### Work to be completed
All lines holding the word "that" are to be copied from the records beneath.

### Data

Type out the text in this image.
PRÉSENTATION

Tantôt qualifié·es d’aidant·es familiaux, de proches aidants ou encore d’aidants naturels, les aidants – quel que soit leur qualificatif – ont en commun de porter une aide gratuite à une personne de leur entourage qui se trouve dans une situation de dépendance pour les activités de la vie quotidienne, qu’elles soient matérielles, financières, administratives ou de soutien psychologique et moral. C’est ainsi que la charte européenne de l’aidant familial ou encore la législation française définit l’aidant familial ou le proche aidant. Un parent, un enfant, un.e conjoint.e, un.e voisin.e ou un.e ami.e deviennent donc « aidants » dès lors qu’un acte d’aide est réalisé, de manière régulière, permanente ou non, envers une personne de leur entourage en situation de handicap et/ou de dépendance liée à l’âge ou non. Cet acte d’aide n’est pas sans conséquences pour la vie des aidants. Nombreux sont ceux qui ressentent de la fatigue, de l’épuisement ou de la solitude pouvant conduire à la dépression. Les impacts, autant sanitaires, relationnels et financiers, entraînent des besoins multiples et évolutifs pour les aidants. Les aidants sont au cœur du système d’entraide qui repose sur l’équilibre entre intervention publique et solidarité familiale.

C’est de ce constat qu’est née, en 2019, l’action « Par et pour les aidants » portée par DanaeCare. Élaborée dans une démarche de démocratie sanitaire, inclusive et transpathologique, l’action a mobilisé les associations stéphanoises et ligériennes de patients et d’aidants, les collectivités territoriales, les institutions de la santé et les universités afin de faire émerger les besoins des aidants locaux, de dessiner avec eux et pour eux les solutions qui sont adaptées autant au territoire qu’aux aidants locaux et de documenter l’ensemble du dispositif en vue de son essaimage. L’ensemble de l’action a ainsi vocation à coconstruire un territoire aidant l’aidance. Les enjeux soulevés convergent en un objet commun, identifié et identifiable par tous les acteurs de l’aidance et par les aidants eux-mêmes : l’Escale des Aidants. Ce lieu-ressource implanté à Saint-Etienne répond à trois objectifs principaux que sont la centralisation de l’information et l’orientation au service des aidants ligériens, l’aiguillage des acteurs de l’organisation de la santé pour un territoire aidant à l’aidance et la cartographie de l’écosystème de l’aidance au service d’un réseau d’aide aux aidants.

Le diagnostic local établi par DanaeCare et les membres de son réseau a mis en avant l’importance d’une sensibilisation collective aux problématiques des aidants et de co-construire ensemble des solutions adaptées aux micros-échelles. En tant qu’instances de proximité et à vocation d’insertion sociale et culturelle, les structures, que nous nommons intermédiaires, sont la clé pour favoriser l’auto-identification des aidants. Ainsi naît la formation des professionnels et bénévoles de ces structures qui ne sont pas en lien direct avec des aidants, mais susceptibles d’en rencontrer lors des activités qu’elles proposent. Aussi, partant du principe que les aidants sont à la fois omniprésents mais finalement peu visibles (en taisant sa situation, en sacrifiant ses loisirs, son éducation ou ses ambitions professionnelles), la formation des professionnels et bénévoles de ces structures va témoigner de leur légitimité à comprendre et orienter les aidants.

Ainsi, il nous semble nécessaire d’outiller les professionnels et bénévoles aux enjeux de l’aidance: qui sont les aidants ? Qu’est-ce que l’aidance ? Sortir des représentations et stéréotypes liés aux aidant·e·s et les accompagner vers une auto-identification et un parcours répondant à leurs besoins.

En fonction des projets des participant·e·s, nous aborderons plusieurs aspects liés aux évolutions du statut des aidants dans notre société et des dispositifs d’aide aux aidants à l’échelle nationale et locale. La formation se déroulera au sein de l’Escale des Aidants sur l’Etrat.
...
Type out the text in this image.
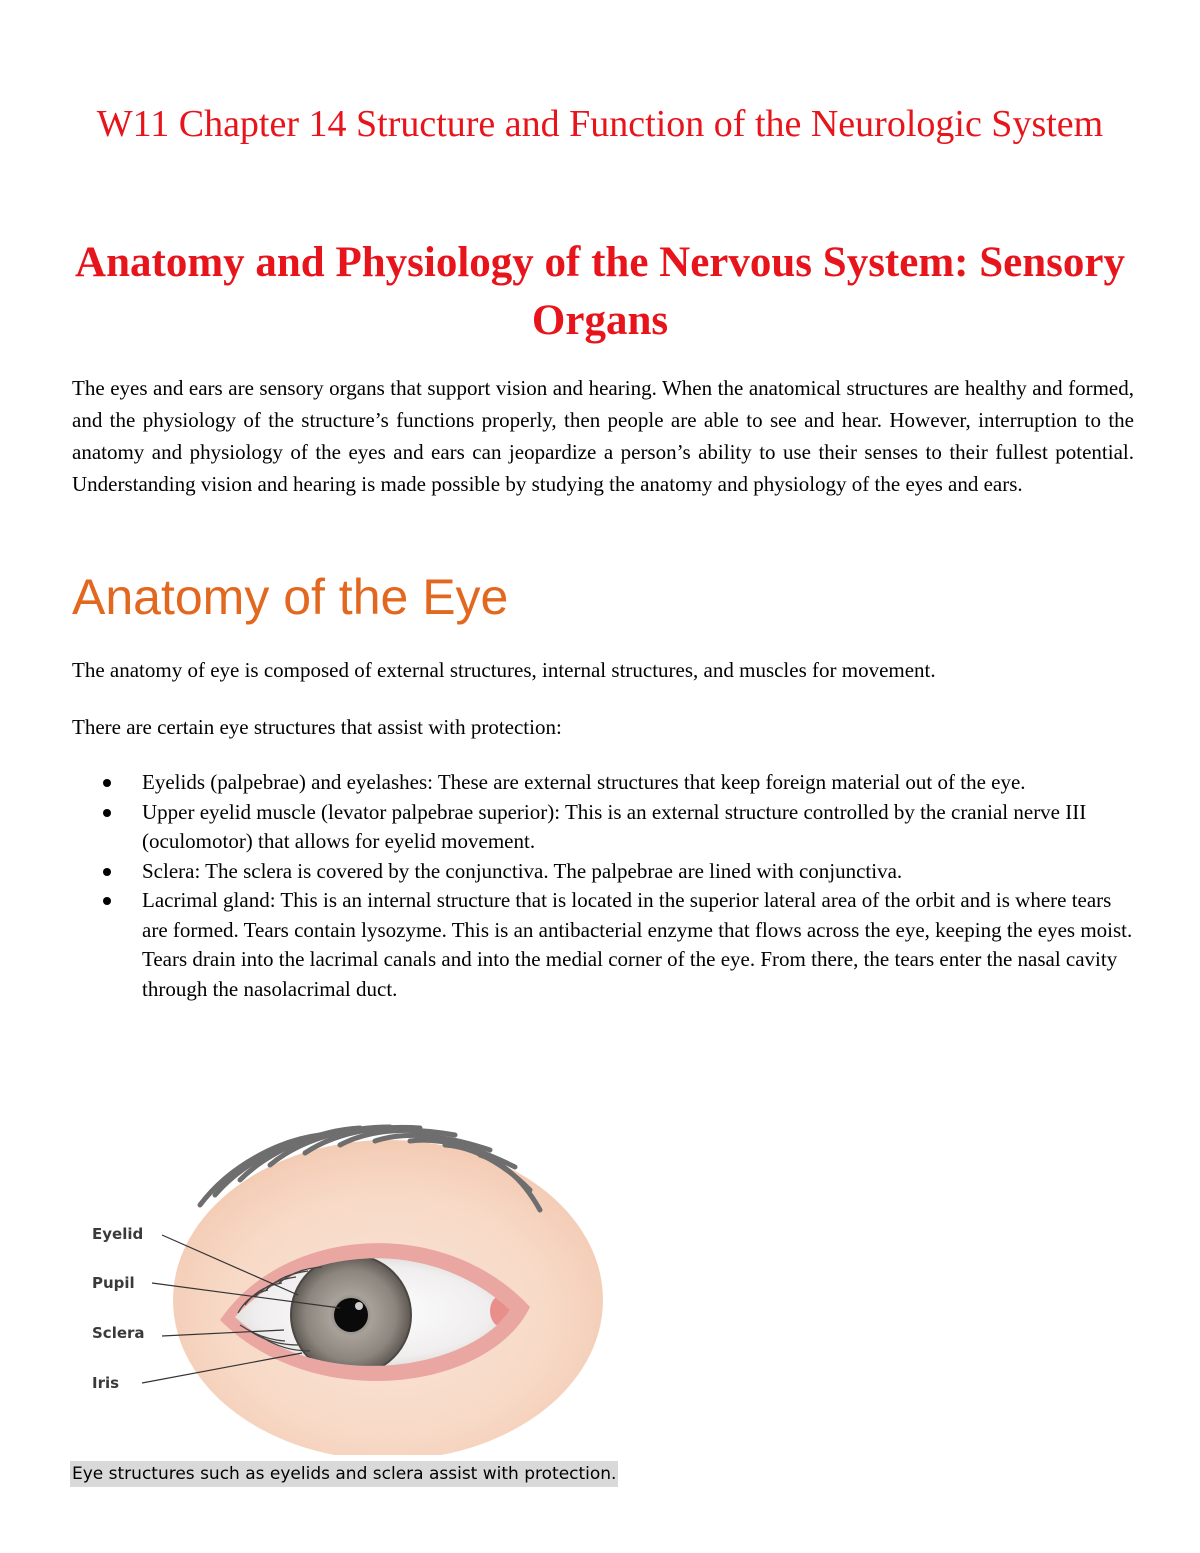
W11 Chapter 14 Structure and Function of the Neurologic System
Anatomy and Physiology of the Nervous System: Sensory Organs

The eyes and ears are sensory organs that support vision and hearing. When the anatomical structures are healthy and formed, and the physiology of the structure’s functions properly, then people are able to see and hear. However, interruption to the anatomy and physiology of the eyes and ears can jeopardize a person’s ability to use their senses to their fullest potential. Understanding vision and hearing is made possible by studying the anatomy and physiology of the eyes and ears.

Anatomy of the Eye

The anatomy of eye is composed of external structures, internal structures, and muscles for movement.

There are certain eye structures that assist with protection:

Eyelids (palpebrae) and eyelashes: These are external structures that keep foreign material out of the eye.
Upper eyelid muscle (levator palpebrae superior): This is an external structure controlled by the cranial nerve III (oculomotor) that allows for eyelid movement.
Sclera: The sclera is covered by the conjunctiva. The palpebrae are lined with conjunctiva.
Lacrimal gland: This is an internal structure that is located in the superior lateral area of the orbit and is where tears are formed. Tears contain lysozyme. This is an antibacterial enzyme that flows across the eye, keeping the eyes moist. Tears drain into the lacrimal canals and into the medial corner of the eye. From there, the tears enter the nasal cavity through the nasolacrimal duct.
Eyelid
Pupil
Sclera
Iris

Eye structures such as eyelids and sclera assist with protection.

### Solution to the exercise
The eyes and ears are sensory organs that support vision and hearing. When the anatomical structures are healthy and formed, and the physiology of the structure’s functions properly, then people are able to see and hear. However, interruption to the anatomy and physiology of the eyes and ears can jeopardize a person’s ability to use their senses to their fullest potential. Understanding vision and hearing is made possible by studying the anatomy and physiology of the eyes and ears.
There are certain eye structures that assist with protection:
Eyelids (palpebrae) and eyelashes: These are external structures that keep foreign material out of the eye.
Upper eyelid muscle (levator palpebrae superior): This is an external structure controlled by the cranial nerve III (oculomotor) that allows for eyelid movement.
Lacrimal gland: This is an internal structure that is located in the superior lateral area of the orbit and is where tears are formed. Tears contain lysozyme. This is an antibacterial enzyme that flows across the eye, keeping the eyes moist. Tears drain into the lacrimal canals and into the medial corner of the eye. From there, the tears enter the nasal cavity through the nasolacrimal duct.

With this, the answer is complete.